(Dataset records on visual material)
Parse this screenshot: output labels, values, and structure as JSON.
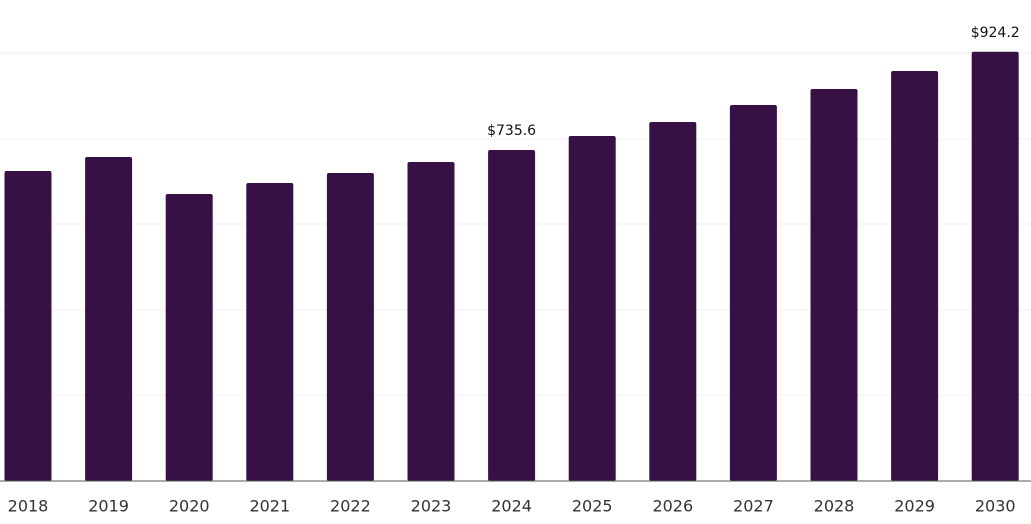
{
  "chart_data": {
    "type": "bar",
    "categories": [
      "2018",
      "2019",
      "2020",
      "2021",
      "2022",
      "2023",
      "2024",
      "2025",
      "2026",
      "2027",
      "2028",
      "2029",
      "2030"
    ],
    "values": [
      695.2,
      722.1,
      651.1,
      672.2,
      691.4,
      712.5,
      735.6,
      762.4,
      789.3,
      822.0,
      852.7,
      887.3,
      924.2
    ],
    "value_labels": [
      null,
      null,
      null,
      null,
      null,
      null,
      "$735.6",
      null,
      null,
      null,
      null,
      null,
      "$924.2"
    ],
    "color": "#371046",
    "ylim": [
      100,
      1000
    ]
  }
}
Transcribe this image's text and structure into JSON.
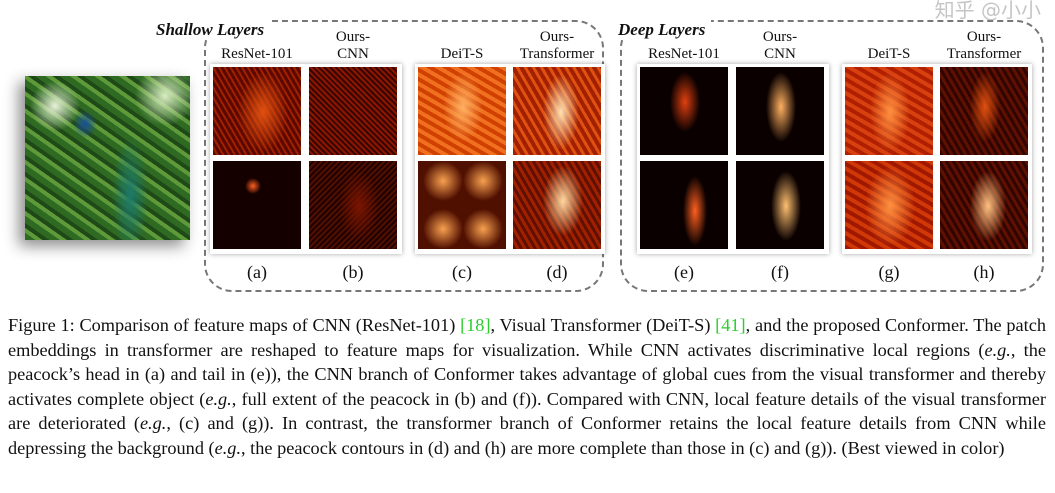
{
  "groups": {
    "shallow": "Shallow Layers",
    "deep": "Deep Layers"
  },
  "columns": [
    {
      "l1": "",
      "l2": "ResNet-101",
      "sub": "(a)"
    },
    {
      "l1": "Ours-",
      "l2": "CNN",
      "sub": "(b)"
    },
    {
      "l1": "",
      "l2": "DeiT-S",
      "sub": "(c)"
    },
    {
      "l1": "Ours-",
      "l2": "Transformer",
      "sub": "(d)"
    },
    {
      "l1": "",
      "l2": "ResNet-101",
      "sub": "(e)"
    },
    {
      "l1": "Ours-",
      "l2": "CNN",
      "sub": "(f)"
    },
    {
      "l1": "",
      "l2": "DeiT-S",
      "sub": "(g)"
    },
    {
      "l1": "Ours-",
      "l2": "Transformer",
      "sub": "(h)"
    }
  ],
  "caption": {
    "p1": "Figure 1:  Comparison of feature maps of CNN (ResNet-101) ",
    "c1": "[18]",
    "p2": ", Visual Transformer (DeiT-S) ",
    "c2": "[41]",
    "p3": ", and the proposed Conformer. The patch embeddings in transformer are reshaped to feature maps for visualization. While CNN activates discriminative local regions (",
    "eg1": "e.g.",
    "p4": ", the peacock’s head in (a) and tail in (e)), the CNN branch of Conformer takes advantage of global cues from the visual transformer and thereby activates complete object (",
    "eg2": "e.g.",
    "p5": ", full extent of the peacock in (b) and (f)). Compared with CNN, local feature details of the visual transformer are deteriorated (",
    "eg3": "e.g.",
    "p6": ", (c) and (g)). In contrast, the transformer branch of Conformer retains the local feature details from CNN while depressing the background (",
    "eg4": "e.g.",
    "p7": ", the peacock contours in (d) and (h) are more complete than those in (c) and (g)). (Best viewed in color)"
  },
  "watermark": "知乎 @小小",
  "colors": {
    "citation": "#2ecc2e",
    "heatmap_dark": "#1a0000",
    "heatmap_bright": "#ffd9a0"
  }
}
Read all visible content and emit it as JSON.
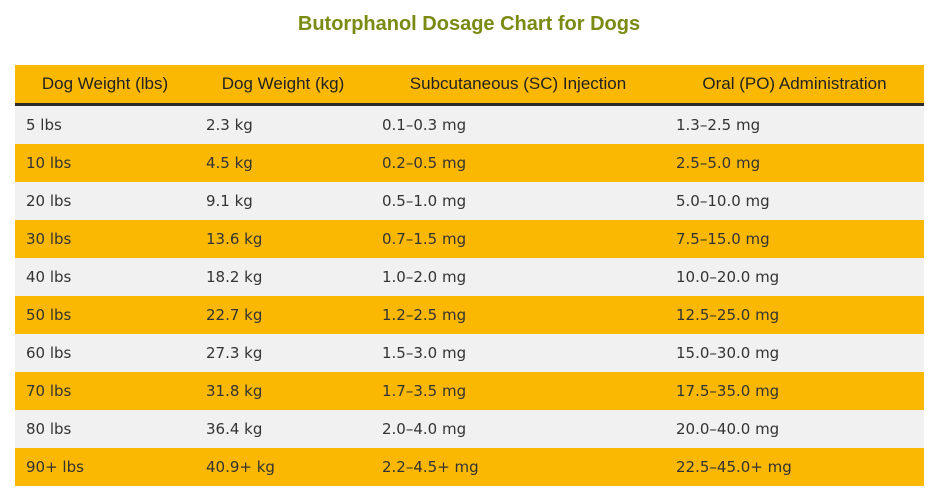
{
  "title": "Butorphanol Dosage Chart for Dogs",
  "table": {
    "headers": [
      "Dog Weight (lbs)",
      "Dog Weight (kg)",
      "Subcutaneous (SC) Injection",
      "Oral (PO) Administration"
    ],
    "rows": [
      [
        "5 lbs",
        "2.3 kg",
        "0.1–0.3 mg",
        "1.3–2.5 mg"
      ],
      [
        "10 lbs",
        "4.5 kg",
        "0.2–0.5 mg",
        "2.5–5.0 mg"
      ],
      [
        "20 lbs",
        "9.1 kg",
        "0.5–1.0 mg",
        "5.0–10.0 mg"
      ],
      [
        "30 lbs",
        "13.6 kg",
        "0.7–1.5 mg",
        "7.5–15.0 mg"
      ],
      [
        "40 lbs",
        "18.2 kg",
        "1.0–2.0 mg",
        "10.0–20.0 mg"
      ],
      [
        "50 lbs",
        "22.7 kg",
        "1.2–2.5 mg",
        "12.5–25.0 mg"
      ],
      [
        "60 lbs",
        "27.3 kg",
        "1.5–3.0 mg",
        "15.0–30.0 mg"
      ],
      [
        "70 lbs",
        "31.8 kg",
        "1.7–3.5 mg",
        "17.5–35.0 mg"
      ],
      [
        "80 lbs",
        "36.4 kg",
        "2.0–4.0 mg",
        "20.0–40.0 mg"
      ],
      [
        "90+ lbs",
        "40.9+ kg",
        "2.2–4.5+ mg",
        "22.5–45.0+ mg"
      ]
    ]
  },
  "colors": {
    "accent": "#fbb802",
    "title": "#7a8a12",
    "row_alt": "#f1f1f1",
    "header_border": "#2b2b2b"
  }
}
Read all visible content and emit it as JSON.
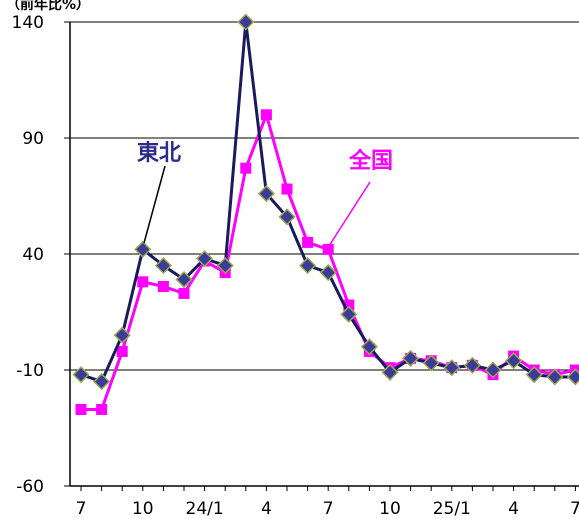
{
  "chart_data": {
    "type": "line",
    "unit_label": "（前年比%）",
    "ylim": [
      -60,
      140
    ],
    "yticks": [
      140,
      90,
      40,
      -10,
      -60
    ],
    "x_tick_labels": [
      "7",
      "10",
      "24/1",
      "4",
      "7",
      "10",
      "25/1",
      "4",
      "7"
    ],
    "grid": true,
    "series": [
      {
        "name": "東北",
        "color": "#1a1a5e",
        "marker_fill": "#3b3b9a",
        "values": [
          -12,
          -15,
          5,
          42,
          35,
          29,
          38,
          35,
          140,
          66,
          56,
          35,
          32,
          14,
          0,
          -11,
          -5,
          -7,
          -9,
          -8,
          -10,
          -6,
          -12,
          -13,
          -13
        ]
      },
      {
        "name": "全国",
        "color": "#ff00ff",
        "marker_fill": "#ff00ff",
        "values": [
          -27,
          -27,
          -2,
          28,
          26,
          23,
          37,
          32,
          77,
          100,
          68,
          45,
          42,
          18,
          -2,
          -9,
          -5,
          -6,
          -9,
          -8,
          -12,
          -4,
          -10,
          -12,
          -10
        ]
      }
    ],
    "annotations": [
      {
        "text": "東北",
        "color": "#2b2b8a"
      },
      {
        "text": "全国",
        "color": "#ff00ff"
      }
    ]
  }
}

What the task asks:
Go through the material above and copy each line that has the word "this".

Written solution:
Parse this screenshot: output labels, values, and structure as JSON.
Transcribe this image's text and structure into JSON.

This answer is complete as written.